***** Data provided *****

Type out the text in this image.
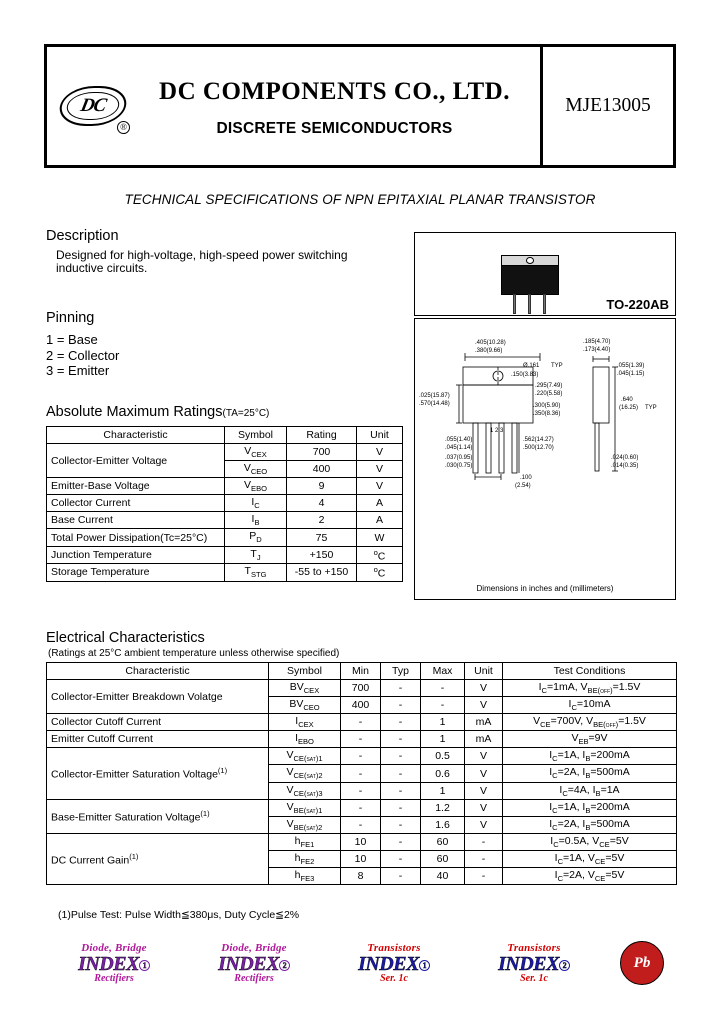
DC
®
DC COMPONENTS CO., LTD.
DISCRETE SEMICONDUCTORS
MJE13005
TECHNICAL SPECIFICATIONS OF NPN EPITAXIAL PLANAR TRANSISTOR
Description
Designed for high-voltage, high-speed power switching
inductive circuits.
Pinning
1 = Base
2 = Collector
3 = Emitter
TO-220AB
.405(10.28)
.380(9.66)
Ø.161
.150(3.83)
TYP
1 2 3
.025(15.87)
.570(14.48)
.295(7.49)
.220(5.58)
.300(5.90)
.350(8.36)
.055(1.40)
.045(1.14)
.037(0.95)
.030(0.75)
.562(14.27)
.500(12.70)
.100
(2.54)
.185(4.70)
.173(4.40)
.055(1.39)
.045(1.15)
.640
(16.25) TYP
.024(0.60)
.014(0.35)
Dimensions in inches and (millimeters)
Absolute Maximum Ratings(TA=25°C)
Characteristic	Symbol	Rating	Unit
Collector-Emitter Voltage	$V_{CEX}$	700	V
	$V_{CEO}$	400	V
Emitter-Base Voltage	$V_{EBO}$	9	V
Collector Current	$I_C$	4	A
Base Current	$I_B$	2	A
Total Power Dissipation(Tc=25°C)	$P_D$	75	W
Junction Temperature	$T_J$	+150	$^o$C
Storage Temperature	$T_{STG}$	-55 to +150	$^o$C
Electrical Characteristics
(Ratings at 25°C ambient temperature unless otherwise specified)
Characteristic	Symbol	Min	Typ	Max	Unit	Test Conditions
Collector-Emitter Breakdown Volatge	$BV_{CEX}$	700	-	-	V	$I_C=1mA$, $V_{BE(off)}=1.5V$
	$BV_{CEO}$	400	-	-	V	$I_C=10mA$
Collector Cutoff Current	$I_{CEX}$	-	-	1	mA	$V_{CE}=700V$, $V_{BE(off)}=1.5V$
Emitter Cutoff Current	$I_{EBO}$	-	-	1	mA	$V_{EB}=9V$
Collector-Emitter Saturation Voltage$^{(1)}$	$V_{CE(sat)1}$	-	-	0.5	V	$I_C=1A$, $I_B=200mA$
	$V_{CE(sat)2}$	-	-	0.6	V	$I_C=2A$, $I_B=500mA$
	$V_{CE(sat)3}$	-	-	1	V	$I_C=4A$, $I_B=1A$
Base-Emitter Saturation Voltage$^{(1)}$	$V_{BE(sat)1}$	-	-	1.2	V	$I_C=1A$, $I_B=200mA$
	$V_{BE(sat)2}$	-	-	1.6	V	$I_C=2A$, $I_B=500mA$
DC Current Gain$^{(1)}$	$h_{FE1}$	10	-	60	-	$I_C=0.5A$, $V_{CE}=5V$
	$h_{FE2}$	10	-	60	-	$I_C=1A$, $V_{CE}=5V$
	$h_{FE3}$	8	-	40	-	$I_C=2A$, $V_{CE}=5V$
(1)Pulse Test: Pulse Width≦380μs, Duty Cycle≦2%
Diode, Bridge
INDEX 1
Rectifiers
Diode, Bridge
INDEX 2
Rectifiers
Transistors
INDEX 1
Ser. 1c
Transistors
INDEX 2
Ser. 1c
Pb
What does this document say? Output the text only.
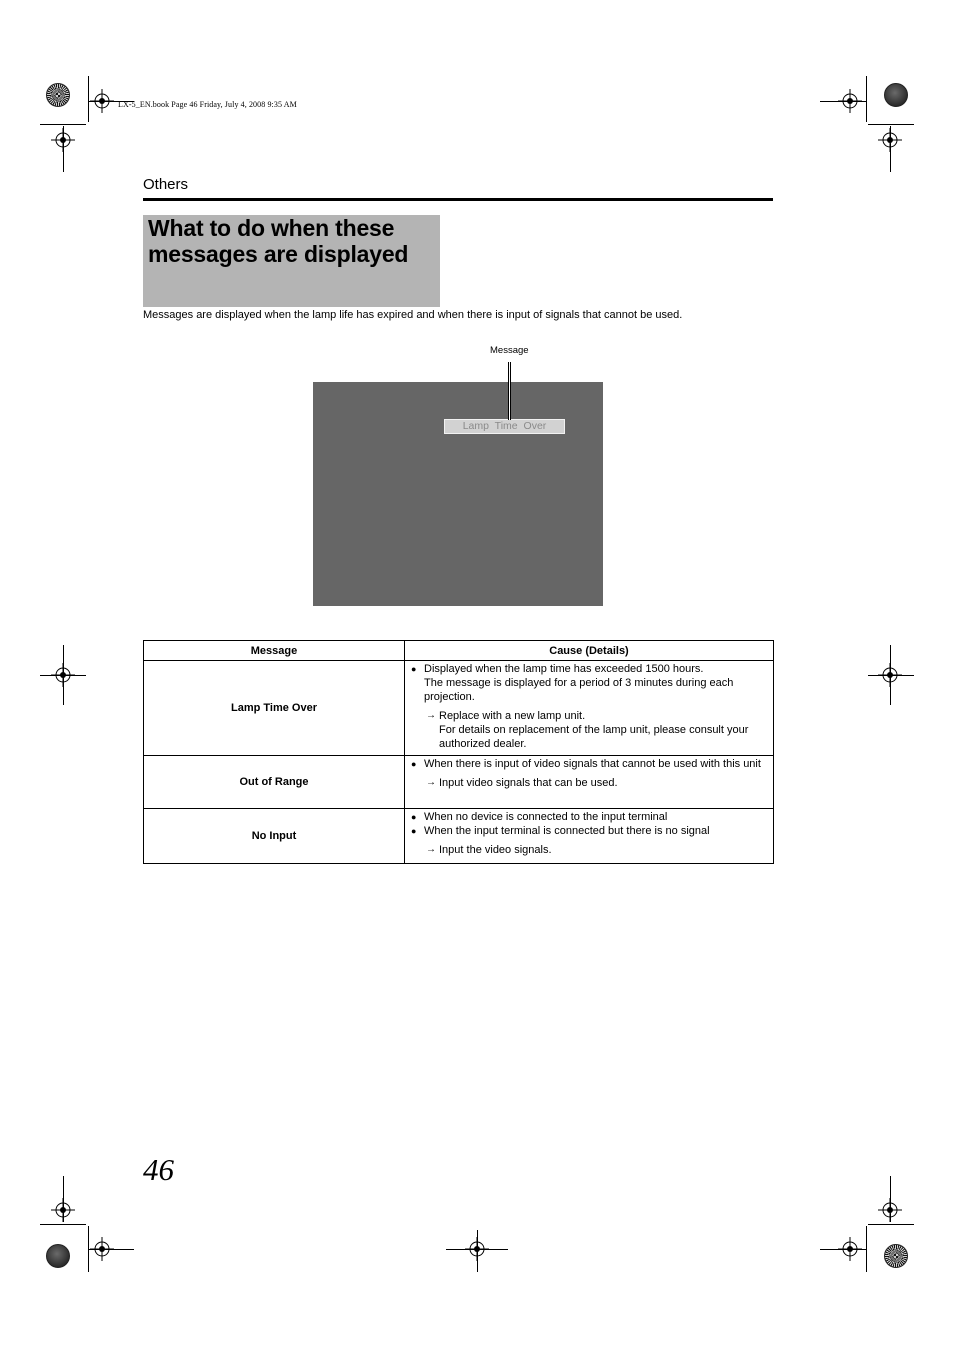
LX-5_EN.book Page 46 Friday, July 4, 2008 9:35 AM
Others
What to do when these
messages are displayed
Messages are displayed when the lamp life has expired and when there is input of signals that cannot be used.
Message
Lamp Time Over
Message	Cause (Details)
Lamp Time Over	● Displayed when the lamp time has exceeded 1500 hours.
The message is displayed for a period of 3 minutes during each projection.
→ Replace with a new lamp unit.
For details on replacement of the lamp unit, please consult your authorized dealer.

Out of Range	● When there is input of video signals that cannot be used with this unit
→ Input video signals that can be used.

No Input	● When no device is connected to the input terminal
● When the input terminal is connected but there is no signal
→ Input the video signals.
46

*****

What is being asked
Pull out every line in the data above that has the word "terminal".

Finished task
No Input	● When no device is connected to the input terminal
● When the input terminal is connected but there is no signal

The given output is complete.